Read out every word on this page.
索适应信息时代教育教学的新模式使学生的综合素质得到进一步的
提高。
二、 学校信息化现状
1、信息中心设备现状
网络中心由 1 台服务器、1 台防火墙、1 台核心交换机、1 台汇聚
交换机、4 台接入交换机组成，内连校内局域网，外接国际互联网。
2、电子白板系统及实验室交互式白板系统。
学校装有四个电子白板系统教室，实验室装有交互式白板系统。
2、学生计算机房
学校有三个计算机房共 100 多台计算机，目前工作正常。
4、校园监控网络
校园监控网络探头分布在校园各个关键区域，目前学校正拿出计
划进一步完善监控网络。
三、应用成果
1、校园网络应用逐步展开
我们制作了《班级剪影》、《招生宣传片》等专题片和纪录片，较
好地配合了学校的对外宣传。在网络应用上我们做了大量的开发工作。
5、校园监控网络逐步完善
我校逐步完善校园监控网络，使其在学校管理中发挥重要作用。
==
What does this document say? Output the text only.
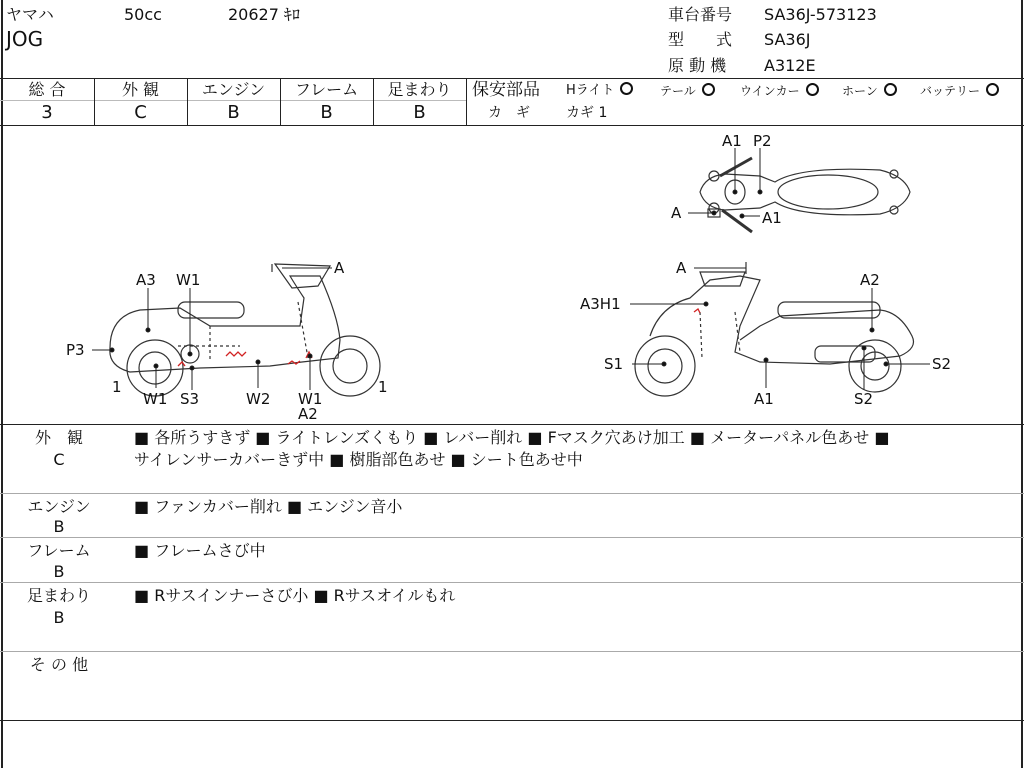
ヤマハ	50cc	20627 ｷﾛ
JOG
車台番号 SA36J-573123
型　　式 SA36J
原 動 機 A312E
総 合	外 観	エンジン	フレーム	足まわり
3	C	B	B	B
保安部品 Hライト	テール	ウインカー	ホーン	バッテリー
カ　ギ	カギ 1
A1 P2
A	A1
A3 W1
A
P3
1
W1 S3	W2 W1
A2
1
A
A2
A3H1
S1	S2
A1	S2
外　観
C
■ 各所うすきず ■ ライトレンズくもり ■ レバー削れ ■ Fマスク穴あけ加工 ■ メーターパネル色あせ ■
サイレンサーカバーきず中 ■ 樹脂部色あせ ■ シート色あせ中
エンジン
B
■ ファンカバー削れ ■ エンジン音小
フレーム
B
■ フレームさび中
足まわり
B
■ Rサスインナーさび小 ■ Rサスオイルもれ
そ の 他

▶ _What the task requires_
Return only the number of lines in the data above that include the word "this".

▶ _Result below_
2